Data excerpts
========================
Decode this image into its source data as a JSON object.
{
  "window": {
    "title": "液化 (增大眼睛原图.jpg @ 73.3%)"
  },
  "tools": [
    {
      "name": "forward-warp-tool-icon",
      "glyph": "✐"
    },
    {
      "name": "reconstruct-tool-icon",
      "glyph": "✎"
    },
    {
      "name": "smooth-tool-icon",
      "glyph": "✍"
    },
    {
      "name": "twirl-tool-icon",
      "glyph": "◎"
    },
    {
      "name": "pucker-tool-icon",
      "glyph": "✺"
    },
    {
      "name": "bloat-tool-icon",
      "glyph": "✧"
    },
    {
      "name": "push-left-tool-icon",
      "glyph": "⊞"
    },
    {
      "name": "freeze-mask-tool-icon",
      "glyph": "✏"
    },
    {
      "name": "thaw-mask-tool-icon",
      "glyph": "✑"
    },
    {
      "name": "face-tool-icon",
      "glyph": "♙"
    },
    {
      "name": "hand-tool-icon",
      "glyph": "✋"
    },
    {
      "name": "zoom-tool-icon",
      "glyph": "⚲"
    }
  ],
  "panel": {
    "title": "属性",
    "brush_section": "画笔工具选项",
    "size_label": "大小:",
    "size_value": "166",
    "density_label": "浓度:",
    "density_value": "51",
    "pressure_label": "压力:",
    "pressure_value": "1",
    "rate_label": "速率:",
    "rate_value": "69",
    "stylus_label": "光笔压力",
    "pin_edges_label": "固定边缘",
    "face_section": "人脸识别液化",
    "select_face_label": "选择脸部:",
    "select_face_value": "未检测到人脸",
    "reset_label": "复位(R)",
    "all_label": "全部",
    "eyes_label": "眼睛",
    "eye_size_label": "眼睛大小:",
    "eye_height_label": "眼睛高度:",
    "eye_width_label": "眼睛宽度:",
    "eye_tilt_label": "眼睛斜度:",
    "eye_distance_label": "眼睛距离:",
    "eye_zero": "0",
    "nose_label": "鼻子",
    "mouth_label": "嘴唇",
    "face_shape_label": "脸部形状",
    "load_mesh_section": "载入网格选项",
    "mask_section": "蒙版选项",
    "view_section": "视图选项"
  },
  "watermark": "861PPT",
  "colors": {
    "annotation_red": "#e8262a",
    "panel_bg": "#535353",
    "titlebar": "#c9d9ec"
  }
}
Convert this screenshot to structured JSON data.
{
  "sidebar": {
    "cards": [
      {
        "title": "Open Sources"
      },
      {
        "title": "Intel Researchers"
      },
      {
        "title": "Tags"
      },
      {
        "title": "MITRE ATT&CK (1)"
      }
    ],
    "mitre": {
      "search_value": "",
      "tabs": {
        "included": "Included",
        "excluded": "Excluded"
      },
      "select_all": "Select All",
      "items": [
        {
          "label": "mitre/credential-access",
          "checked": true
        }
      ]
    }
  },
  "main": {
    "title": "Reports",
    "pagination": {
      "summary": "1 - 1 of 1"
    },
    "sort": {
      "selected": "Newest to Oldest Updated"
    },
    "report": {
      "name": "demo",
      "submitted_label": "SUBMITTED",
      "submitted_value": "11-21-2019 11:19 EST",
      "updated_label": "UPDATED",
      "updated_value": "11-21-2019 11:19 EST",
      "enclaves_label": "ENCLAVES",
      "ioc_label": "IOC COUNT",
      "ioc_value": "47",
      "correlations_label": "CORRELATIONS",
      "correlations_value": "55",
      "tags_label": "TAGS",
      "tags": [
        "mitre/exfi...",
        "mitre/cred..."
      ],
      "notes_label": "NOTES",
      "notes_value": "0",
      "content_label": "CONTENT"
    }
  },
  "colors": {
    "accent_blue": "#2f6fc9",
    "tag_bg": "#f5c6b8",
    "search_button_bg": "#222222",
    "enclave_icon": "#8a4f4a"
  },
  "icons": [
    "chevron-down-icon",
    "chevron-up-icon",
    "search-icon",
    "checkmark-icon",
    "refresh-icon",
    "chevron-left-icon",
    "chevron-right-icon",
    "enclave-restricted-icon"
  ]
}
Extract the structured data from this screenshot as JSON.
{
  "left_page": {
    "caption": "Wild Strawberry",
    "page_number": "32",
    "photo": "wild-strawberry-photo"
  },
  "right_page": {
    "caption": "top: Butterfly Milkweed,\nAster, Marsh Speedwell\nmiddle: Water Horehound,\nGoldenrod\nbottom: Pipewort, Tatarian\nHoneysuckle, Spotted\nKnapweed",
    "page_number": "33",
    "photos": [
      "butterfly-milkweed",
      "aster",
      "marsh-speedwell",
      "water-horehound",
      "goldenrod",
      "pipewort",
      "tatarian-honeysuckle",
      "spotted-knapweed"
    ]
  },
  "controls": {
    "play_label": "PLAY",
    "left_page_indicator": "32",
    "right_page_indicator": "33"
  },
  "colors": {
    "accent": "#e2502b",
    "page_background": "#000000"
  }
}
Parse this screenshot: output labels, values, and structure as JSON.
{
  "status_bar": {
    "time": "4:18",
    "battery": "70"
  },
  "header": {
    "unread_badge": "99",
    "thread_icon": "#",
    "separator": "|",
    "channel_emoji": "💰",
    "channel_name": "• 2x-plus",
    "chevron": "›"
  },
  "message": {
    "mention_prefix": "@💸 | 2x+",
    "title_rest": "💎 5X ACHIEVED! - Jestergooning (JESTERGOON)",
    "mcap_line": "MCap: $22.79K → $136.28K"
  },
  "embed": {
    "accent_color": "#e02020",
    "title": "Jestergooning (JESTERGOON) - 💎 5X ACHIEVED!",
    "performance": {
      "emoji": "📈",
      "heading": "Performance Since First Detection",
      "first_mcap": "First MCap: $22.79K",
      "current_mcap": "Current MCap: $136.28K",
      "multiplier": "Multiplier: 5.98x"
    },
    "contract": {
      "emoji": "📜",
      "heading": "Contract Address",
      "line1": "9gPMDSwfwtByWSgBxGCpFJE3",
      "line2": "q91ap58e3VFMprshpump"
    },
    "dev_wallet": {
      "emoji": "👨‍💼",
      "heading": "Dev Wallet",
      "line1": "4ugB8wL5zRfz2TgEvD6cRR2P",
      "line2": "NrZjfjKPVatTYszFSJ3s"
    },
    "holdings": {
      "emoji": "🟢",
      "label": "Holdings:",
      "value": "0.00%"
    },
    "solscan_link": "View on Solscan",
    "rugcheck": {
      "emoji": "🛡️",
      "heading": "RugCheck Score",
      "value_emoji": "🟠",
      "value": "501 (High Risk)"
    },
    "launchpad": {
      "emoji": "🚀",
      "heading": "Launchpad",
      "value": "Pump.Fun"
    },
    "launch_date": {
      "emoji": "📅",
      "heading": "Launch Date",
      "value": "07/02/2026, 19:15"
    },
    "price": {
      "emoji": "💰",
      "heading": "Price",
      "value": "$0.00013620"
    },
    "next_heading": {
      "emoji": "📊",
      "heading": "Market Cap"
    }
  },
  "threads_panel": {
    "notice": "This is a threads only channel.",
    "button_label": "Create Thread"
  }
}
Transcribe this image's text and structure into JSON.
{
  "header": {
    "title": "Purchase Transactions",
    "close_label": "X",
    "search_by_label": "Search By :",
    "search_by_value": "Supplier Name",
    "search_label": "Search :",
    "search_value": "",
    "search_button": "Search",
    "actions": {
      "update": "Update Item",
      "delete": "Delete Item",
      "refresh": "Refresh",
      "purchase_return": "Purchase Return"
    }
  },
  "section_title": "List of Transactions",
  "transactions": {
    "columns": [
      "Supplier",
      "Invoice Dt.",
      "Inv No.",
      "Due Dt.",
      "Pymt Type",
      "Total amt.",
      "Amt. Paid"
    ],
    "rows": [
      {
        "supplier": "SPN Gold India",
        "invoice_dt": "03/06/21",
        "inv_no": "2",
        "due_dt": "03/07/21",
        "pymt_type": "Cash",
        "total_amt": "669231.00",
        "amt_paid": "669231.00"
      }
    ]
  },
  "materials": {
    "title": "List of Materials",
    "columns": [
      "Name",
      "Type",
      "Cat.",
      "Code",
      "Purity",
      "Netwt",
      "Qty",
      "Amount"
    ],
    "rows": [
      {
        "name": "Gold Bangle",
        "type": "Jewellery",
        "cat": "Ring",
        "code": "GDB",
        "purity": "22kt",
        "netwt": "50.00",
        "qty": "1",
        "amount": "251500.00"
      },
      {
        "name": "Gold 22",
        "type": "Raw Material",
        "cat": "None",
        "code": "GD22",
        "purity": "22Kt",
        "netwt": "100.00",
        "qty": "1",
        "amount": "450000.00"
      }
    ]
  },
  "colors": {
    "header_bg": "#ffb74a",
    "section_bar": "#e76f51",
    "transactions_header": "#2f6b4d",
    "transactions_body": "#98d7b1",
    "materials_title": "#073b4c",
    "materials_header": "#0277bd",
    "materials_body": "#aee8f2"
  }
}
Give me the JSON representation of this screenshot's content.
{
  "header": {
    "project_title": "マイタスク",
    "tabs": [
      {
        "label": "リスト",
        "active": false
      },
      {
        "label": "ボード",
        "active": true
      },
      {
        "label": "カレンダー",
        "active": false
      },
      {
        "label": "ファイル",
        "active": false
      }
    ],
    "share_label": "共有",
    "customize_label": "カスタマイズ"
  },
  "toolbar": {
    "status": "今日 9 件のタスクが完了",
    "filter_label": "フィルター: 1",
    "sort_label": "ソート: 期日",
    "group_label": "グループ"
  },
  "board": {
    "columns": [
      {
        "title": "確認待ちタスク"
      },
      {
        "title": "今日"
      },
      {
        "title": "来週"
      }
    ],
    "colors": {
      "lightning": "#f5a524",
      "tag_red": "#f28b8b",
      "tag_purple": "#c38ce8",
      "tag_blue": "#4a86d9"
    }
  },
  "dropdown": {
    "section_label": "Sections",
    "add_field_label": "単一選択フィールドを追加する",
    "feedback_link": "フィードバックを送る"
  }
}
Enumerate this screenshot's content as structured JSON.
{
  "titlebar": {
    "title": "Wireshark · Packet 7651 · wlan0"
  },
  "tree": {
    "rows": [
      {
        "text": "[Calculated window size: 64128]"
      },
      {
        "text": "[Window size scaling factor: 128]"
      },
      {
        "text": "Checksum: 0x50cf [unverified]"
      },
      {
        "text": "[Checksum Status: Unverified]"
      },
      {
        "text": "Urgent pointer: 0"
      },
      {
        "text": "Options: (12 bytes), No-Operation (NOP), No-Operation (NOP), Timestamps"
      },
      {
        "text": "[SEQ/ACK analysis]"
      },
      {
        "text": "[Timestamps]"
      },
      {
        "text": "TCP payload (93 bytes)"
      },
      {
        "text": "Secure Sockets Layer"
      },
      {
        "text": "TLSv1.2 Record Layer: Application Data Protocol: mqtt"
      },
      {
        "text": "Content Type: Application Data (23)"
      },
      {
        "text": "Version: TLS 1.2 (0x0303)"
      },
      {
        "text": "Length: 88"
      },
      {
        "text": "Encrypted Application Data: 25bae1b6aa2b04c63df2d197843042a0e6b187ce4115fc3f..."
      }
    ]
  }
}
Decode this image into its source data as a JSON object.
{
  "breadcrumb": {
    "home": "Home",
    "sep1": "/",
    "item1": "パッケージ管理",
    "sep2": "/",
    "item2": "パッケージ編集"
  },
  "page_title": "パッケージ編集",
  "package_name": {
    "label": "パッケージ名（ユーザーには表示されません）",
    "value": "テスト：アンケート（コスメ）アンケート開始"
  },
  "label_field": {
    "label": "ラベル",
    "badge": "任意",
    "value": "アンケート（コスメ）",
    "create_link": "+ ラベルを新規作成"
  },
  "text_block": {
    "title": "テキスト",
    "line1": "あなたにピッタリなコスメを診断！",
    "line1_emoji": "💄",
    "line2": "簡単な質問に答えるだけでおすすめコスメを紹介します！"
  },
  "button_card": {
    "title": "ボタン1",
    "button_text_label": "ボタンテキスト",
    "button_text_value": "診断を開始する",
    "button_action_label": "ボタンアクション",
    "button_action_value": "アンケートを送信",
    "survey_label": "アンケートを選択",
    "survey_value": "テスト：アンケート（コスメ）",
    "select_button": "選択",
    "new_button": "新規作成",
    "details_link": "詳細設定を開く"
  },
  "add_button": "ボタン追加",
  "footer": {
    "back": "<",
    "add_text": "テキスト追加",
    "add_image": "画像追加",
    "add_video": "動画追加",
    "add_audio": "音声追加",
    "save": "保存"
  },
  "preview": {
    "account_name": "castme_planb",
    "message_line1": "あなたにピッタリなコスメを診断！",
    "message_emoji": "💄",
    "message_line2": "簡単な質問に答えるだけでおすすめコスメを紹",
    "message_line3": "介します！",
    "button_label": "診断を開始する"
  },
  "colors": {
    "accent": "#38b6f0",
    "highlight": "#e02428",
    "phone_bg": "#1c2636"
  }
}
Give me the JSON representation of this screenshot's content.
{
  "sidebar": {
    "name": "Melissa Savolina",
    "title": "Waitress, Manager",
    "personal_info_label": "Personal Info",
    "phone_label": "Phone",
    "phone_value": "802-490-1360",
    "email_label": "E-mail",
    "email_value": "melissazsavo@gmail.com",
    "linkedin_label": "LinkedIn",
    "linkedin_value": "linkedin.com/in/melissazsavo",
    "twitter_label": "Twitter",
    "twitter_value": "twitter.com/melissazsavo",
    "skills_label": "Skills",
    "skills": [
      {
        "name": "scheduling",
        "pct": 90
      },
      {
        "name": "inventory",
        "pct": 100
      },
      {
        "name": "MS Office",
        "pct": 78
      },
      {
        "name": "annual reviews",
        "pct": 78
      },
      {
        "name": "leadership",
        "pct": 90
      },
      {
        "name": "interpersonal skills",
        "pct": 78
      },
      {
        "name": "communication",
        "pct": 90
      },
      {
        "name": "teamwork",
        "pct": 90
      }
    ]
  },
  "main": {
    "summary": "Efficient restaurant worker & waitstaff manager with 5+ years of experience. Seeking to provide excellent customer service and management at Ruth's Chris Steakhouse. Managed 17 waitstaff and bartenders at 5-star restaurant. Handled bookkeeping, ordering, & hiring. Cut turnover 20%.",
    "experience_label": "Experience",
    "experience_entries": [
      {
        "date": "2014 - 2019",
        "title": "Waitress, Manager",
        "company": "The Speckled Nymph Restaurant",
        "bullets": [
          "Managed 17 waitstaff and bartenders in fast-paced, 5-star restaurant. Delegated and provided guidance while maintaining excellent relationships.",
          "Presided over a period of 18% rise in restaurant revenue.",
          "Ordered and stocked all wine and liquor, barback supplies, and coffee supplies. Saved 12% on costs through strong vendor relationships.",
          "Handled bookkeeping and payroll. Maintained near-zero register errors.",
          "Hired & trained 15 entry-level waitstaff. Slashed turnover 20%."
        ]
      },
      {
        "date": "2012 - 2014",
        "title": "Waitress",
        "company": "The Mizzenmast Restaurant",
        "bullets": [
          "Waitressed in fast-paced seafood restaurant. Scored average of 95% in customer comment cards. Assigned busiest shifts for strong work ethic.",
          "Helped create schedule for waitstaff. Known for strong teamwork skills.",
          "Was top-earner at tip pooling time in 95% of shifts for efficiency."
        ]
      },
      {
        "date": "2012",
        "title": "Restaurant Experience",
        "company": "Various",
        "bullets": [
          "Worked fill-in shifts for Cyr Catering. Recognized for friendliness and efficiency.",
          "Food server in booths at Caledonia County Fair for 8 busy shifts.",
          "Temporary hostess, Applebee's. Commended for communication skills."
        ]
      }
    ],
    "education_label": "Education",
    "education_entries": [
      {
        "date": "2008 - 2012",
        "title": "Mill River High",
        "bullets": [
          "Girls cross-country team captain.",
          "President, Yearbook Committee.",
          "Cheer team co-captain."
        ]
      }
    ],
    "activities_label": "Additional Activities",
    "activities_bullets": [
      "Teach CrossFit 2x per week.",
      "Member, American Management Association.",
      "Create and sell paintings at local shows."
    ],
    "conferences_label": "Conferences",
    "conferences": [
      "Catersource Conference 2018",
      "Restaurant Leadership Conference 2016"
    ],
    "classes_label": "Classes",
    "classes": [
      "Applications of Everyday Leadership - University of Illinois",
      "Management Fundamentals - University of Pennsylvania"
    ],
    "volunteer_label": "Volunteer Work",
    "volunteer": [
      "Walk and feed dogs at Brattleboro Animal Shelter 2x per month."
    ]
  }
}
========================
§ **WHAT THE TASK ASKS**: Report every line containing the word "excellent" from the listing above.

§ **RESULT BELOW**:
    "summary": "Efficient restaurant worker & waitstaff manager with 5+ years of experience. Seeking to provide excellent customer service and management at Ruth's Chris Steakhouse. Managed 17 waitstaff and bartenders at 5-star restaurant. Handled bookkeeping, ordering, & hiring. Cut turnover 20%.",
          "Managed 17 waitstaff and bartenders in fast-paced, 5-star restaurant. Delegated and provided guidance while maintaining excellent relationships.",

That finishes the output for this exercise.